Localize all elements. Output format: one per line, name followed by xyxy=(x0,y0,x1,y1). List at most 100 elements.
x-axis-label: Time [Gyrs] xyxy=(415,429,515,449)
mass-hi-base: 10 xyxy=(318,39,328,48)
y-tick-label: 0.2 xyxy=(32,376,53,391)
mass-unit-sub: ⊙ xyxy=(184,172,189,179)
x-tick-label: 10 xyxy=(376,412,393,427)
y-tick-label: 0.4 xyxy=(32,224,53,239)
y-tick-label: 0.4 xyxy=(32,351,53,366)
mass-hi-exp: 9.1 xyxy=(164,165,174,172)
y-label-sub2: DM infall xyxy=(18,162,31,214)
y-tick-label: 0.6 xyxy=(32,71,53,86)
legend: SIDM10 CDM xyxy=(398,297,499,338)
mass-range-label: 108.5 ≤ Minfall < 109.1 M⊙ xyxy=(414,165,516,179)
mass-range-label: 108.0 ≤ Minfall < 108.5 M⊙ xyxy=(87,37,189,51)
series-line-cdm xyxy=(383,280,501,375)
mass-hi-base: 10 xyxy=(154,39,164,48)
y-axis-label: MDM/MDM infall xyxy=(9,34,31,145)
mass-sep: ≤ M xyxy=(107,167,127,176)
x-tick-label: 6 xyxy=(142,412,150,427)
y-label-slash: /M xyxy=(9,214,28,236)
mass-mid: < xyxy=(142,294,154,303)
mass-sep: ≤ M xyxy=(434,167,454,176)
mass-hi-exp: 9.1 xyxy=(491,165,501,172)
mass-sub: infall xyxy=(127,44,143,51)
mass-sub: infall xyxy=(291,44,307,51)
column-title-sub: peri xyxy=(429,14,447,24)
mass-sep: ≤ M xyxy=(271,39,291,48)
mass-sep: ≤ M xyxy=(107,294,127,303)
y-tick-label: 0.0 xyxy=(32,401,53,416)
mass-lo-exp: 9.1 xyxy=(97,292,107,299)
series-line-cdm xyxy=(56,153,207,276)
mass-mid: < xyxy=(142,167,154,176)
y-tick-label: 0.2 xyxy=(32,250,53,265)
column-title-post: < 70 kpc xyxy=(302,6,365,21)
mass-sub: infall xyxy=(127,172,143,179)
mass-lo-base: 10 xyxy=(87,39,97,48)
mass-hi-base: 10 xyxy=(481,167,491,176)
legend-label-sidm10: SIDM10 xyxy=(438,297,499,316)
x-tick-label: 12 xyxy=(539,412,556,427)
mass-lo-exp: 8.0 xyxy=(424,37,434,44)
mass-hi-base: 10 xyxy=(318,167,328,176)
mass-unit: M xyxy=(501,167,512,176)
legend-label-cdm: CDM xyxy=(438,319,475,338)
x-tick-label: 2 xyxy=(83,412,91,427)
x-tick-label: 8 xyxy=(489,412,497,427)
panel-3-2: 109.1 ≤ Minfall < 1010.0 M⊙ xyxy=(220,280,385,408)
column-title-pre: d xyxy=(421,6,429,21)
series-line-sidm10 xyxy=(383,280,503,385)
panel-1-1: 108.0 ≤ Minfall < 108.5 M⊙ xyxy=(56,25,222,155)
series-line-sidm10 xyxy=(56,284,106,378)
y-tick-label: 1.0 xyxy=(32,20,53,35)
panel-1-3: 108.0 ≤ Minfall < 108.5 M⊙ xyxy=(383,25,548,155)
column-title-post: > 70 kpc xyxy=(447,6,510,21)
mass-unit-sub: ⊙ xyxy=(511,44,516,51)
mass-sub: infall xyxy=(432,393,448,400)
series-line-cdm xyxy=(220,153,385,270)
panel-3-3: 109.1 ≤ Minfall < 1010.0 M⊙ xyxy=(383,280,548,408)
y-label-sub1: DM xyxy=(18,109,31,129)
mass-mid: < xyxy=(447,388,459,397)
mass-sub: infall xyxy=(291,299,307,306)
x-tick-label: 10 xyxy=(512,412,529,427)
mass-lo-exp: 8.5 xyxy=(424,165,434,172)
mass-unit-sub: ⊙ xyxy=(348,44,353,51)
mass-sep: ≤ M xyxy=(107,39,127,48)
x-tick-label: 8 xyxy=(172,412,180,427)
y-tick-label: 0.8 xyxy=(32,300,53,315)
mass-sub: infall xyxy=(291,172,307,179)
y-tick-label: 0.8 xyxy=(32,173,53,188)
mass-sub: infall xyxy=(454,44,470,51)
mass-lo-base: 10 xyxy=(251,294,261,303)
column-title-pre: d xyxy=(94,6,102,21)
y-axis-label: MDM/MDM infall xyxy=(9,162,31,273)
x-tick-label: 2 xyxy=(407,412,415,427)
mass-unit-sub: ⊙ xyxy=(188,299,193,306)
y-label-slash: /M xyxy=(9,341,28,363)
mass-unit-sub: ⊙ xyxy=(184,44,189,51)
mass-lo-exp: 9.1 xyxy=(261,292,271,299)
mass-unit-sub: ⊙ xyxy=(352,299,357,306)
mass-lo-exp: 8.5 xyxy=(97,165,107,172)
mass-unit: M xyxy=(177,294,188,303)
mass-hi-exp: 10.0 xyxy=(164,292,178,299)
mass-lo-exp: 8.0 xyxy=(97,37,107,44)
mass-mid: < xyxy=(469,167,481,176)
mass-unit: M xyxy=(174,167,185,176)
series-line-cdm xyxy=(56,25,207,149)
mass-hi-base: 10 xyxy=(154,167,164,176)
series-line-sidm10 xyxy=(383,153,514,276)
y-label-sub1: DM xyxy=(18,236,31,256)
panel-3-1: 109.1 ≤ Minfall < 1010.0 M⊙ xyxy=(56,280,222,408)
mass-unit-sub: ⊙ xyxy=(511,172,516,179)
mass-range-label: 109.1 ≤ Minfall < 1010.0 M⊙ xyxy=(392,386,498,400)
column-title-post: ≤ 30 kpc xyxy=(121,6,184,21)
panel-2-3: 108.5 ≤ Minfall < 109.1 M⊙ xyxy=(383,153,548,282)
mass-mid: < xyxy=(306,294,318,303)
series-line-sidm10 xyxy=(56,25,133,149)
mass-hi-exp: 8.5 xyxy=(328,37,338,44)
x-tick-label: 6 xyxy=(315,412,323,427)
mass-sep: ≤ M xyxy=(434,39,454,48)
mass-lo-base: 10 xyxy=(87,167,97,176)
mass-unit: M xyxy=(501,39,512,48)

■ ■ ■

## Work instructions
Could you reproduce every one of the items above, character for character, with nothing altered?

## Correct output
Localize all elements. Output format: one per line, name followed by xyxy=(x0,y0,x1,y1). List at most 100 elements.
x-axis-label: Time [Gyrs] xyxy=(415,429,515,449)
mass-hi-base: 10 xyxy=(318,39,328,48)
y-tick-label: 0.2 xyxy=(32,376,53,391)
mass-unit-sub: ⊙ xyxy=(184,172,189,179)
x-tick-label: 10 xyxy=(376,412,393,427)
y-tick-label: 0.4 xyxy=(32,224,53,239)
y-tick-label: 0.4 xyxy=(32,351,53,366)
mass-hi-exp: 9.1 xyxy=(164,165,174,172)
y-label-sub2: DM infall xyxy=(18,162,31,214)
y-tick-label: 0.6 xyxy=(32,71,53,86)
legend: SIDM10 CDM xyxy=(398,297,499,338)
mass-range-label: 108.5 ≤ Minfall < 109.1 M⊙ xyxy=(414,165,516,179)
mass-range-label: 108.0 ≤ Minfall < 108.5 M⊙ xyxy=(87,37,189,51)
series-line-cdm xyxy=(383,280,501,375)
mass-hi-base: 10 xyxy=(154,39,164,48)
y-axis-label: MDM/MDM infall xyxy=(9,34,31,145)
mass-sep: ≤ M xyxy=(107,167,127,176)
x-tick-label: 6 xyxy=(142,412,150,427)
y-label-slash: /M xyxy=(9,214,28,236)
mass-mid: < xyxy=(142,294,154,303)
mass-sep: ≤ M xyxy=(434,167,454,176)
mass-hi-exp: 9.1 xyxy=(491,165,501,172)
mass-sub: infall xyxy=(127,44,143,51)
mass-sub: infall xyxy=(291,44,307,51)
column-title-sub: peri xyxy=(429,14,447,24)
mass-sep: ≤ M xyxy=(271,39,291,48)
mass-sep: ≤ M xyxy=(107,294,127,303)
y-tick-label: 0.0 xyxy=(32,401,53,416)
mass-lo-exp: 9.1 xyxy=(97,292,107,299)
series-line-cdm xyxy=(56,153,207,276)
mass-mid: < xyxy=(142,167,154,176)
y-tick-label: 0.2 xyxy=(32,250,53,265)
column-title-post: < 70 kpc xyxy=(302,6,365,21)
mass-sub: infall xyxy=(127,172,143,179)
mass-lo-base: 10 xyxy=(87,39,97,48)
mass-hi-base: 10 xyxy=(481,167,491,176)
legend-label-sidm10: SIDM10 xyxy=(438,297,499,316)
x-tick-label: 12 xyxy=(539,412,556,427)
mass-lo-exp: 8.0 xyxy=(424,37,434,44)
mass-hi-base: 10 xyxy=(318,167,328,176)
mass-unit: M xyxy=(501,167,512,176)
legend-label-cdm: CDM xyxy=(438,319,475,338)
x-tick-label: 2 xyxy=(83,412,91,427)
x-tick-label: 8 xyxy=(489,412,497,427)
panel-3-2: 109.1 ≤ Minfall < 1010.0 M⊙ xyxy=(220,280,385,408)
column-title-pre: d xyxy=(421,6,429,21)
series-line-sidm10 xyxy=(383,280,503,385)
panel-1-1: 108.0 ≤ Minfall < 108.5 M⊙ xyxy=(56,25,222,155)
series-line-sidm10 xyxy=(56,284,106,378)
y-tick-label: 1.0 xyxy=(32,20,53,35)
panel-1-3: 108.0 ≤ Minfall < 108.5 M⊙ xyxy=(383,25,548,155)
column-title-post: > 70 kpc xyxy=(447,6,510,21)
mass-unit-sub: ⊙ xyxy=(511,44,516,51)
mass-sub: infall xyxy=(432,393,448,400)
series-line-cdm xyxy=(220,153,385,270)
panel-3-3: 109.1 ≤ Minfall < 1010.0 M⊙ xyxy=(383,280,548,408)
y-label-sub1: DM xyxy=(18,109,31,129)
mass-mid: < xyxy=(447,388,459,397)
mass-sub: infall xyxy=(291,299,307,306)
x-tick-label: 10 xyxy=(512,412,529,427)
mass-lo-exp: 8.5 xyxy=(424,165,434,172)
mass-unit-sub: ⊙ xyxy=(348,44,353,51)
mass-sep: ≤ M xyxy=(107,39,127,48)
x-tick-label: 8 xyxy=(172,412,180,427)
y-tick-label: 0.8 xyxy=(32,300,53,315)
mass-sub: infall xyxy=(291,172,307,179)
y-tick-label: 0.8 xyxy=(32,173,53,188)
mass-sub: infall xyxy=(454,44,470,51)
mass-lo-base: 10 xyxy=(251,294,261,303)
column-title-pre: d xyxy=(94,6,102,21)
y-axis-label: MDM/MDM infall xyxy=(9,162,31,273)
x-tick-label: 2 xyxy=(407,412,415,427)
mass-unit-sub: ⊙ xyxy=(188,299,193,306)
y-label-slash: /M xyxy=(9,341,28,363)
mass-unit-sub: ⊙ xyxy=(184,44,189,51)
mass-lo-exp: 9.1 xyxy=(261,292,271,299)
mass-unit-sub: ⊙ xyxy=(352,299,357,306)
mass-lo-exp: 8.5 xyxy=(97,165,107,172)
mass-unit: M xyxy=(177,294,188,303)
mass-hi-exp: 10.0 xyxy=(164,292,178,299)
mass-lo-exp: 8.0 xyxy=(97,37,107,44)
mass-mid: < xyxy=(469,167,481,176)
mass-unit: M xyxy=(174,167,185,176)
series-line-cdm xyxy=(56,25,207,149)
mass-hi-base: 10 xyxy=(154,167,164,176)
series-line-sidm10 xyxy=(383,153,514,276)
y-label-sub1: DM xyxy=(18,236,31,256)
panel-3-1: 109.1 ≤ Minfall < 1010.0 M⊙ xyxy=(56,280,222,408)
mass-unit-sub: ⊙ xyxy=(511,172,516,179)
mass-range-label: 109.1 ≤ Minfall < 1010.0 M⊙ xyxy=(392,386,498,400)
column-title-post: ≤ 30 kpc xyxy=(121,6,184,21)
panel-2-3: 108.5 ≤ Minfall < 109.1 M⊙ xyxy=(383,153,548,282)
mass-mid: < xyxy=(306,294,318,303)
series-line-sidm10 xyxy=(56,25,133,149)
mass-hi-exp: 8.5 xyxy=(328,37,338,44)
x-tick-label: 6 xyxy=(315,412,323,427)
mass-sep: ≤ M xyxy=(434,39,454,48)
mass-lo-base: 10 xyxy=(87,167,97,176)
mass-unit: M xyxy=(501,39,512,48)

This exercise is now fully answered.